-- Stored records start --
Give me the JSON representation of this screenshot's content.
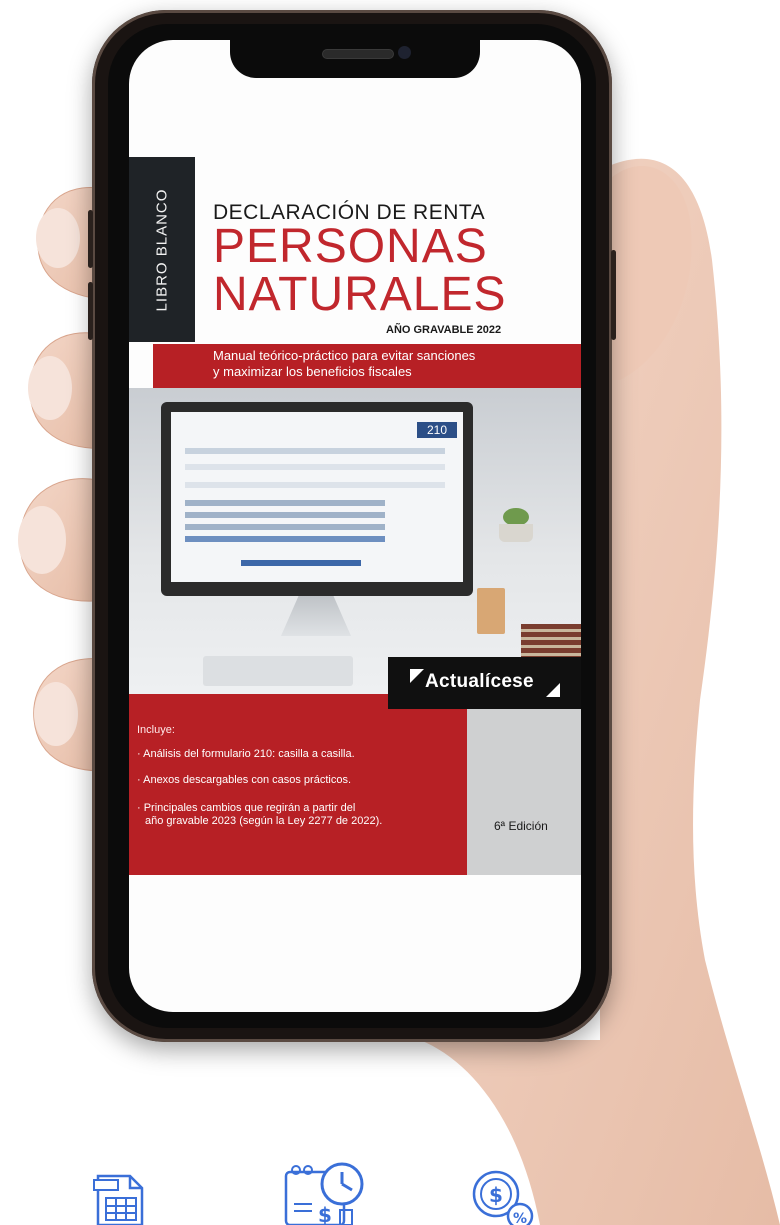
{
  "cover": {
    "spine_label": "LIBRO BLANCO",
    "subtitle_top": "DECLARACIÓN DE RENTA",
    "title_line1": "PERSONAS",
    "title_line2": "NATURALES",
    "year_label": "AÑO GRAVABLE 2022",
    "tagline_line1": "Manual teórico-práctico para evitar sanciones",
    "tagline_line2": "y maximizar los beneficios fiscales",
    "form_number": "210",
    "brand": "Actualícese",
    "includes_label": "Incluye:",
    "bullets": [
      "· Análisis del formulario 210: casilla a casilla.",
      "· Anexos descargables con casos prácticos.",
      "· Principales cambios que regirán a partir del",
      "año gravable 2023 (según la Ley 2277 de 2022)."
    ],
    "edition": "6ª Edición"
  },
  "icons": [
    "spreadsheet-icon",
    "calendar-clock-invoice-icon",
    "money-percent-icon"
  ],
  "colors": {
    "red": "#b72025",
    "dark": "#1f2327",
    "blue_icon": "#3a6fd8"
  }
}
-- Stored records end --
Task goal: Write out the listing word for word, omitting the pictures it holds.

The solution:
Give me the JSON representation of this screenshot's content.
{
  "cover": {
    "spine_label": "LIBRO BLANCO",
    "subtitle_top": "DECLARACIÓN DE RENTA",
    "title_line1": "PERSONAS",
    "title_line2": "NATURALES",
    "year_label": "AÑO GRAVABLE 2022",
    "tagline_line1": "Manual teórico-práctico para evitar sanciones",
    "tagline_line2": "y maximizar los beneficios fiscales",
    "form_number": "210",
    "brand": "Actualícese",
    "includes_label": "Incluye:",
    "bullets": [
      "· Análisis del formulario 210: casilla a casilla.",
      "· Anexos descargables con casos prácticos.",
      "· Principales cambios que regirán a partir del",
      "año gravable 2023 (según la Ley 2277 de 2022)."
    ],
    "edition": "6ª Edición"
  },
  "icons": [
    "spreadsheet-icon",
    "calendar-clock-invoice-icon",
    "money-percent-icon"
  ],
  "colors": {
    "red": "#b72025",
    "dark": "#1f2327",
    "blue_icon": "#3a6fd8"
  }
}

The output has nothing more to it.